#### [AIM]
Copy out every line that contains "name".

▬▬▬▬▬▬▬▬▬▬

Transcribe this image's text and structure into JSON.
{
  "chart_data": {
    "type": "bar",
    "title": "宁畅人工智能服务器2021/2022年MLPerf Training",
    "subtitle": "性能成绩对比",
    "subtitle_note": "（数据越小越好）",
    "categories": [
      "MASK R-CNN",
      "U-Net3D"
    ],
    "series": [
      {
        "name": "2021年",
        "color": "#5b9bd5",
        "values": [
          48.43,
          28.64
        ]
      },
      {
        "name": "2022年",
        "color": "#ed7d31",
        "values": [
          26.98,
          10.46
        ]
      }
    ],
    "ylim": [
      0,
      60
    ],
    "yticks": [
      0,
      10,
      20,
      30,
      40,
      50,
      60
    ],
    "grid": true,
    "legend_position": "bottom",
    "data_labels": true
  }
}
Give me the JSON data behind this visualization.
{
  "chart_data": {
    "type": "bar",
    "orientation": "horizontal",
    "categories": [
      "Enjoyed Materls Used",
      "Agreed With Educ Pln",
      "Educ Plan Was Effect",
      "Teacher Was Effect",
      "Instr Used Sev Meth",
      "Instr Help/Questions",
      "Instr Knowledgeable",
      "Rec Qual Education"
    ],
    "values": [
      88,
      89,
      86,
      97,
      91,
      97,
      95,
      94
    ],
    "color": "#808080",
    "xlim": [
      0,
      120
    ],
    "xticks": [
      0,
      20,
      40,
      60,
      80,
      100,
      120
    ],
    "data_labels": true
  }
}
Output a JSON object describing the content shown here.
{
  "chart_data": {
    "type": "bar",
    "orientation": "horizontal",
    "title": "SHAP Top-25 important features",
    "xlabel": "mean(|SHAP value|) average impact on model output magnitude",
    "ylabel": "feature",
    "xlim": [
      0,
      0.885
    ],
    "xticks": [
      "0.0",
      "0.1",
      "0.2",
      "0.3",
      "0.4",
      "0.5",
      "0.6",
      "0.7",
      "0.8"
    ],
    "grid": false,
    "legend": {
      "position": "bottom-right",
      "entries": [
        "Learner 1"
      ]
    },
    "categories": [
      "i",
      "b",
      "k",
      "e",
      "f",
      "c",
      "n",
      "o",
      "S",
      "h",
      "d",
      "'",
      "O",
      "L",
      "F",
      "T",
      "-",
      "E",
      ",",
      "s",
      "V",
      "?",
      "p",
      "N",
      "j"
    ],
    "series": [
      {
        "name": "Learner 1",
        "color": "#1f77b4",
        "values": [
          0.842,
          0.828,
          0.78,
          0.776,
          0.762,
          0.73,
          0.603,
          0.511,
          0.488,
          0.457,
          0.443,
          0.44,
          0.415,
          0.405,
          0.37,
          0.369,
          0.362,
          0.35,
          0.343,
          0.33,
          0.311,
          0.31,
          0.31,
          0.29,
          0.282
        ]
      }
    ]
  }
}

▬▬▬▬▬▬▬▬▬▬

#### [RESULT FOR THIS TASK]
        "name": "2021年",
        "name": "2022年",
        "name": "Learner 1",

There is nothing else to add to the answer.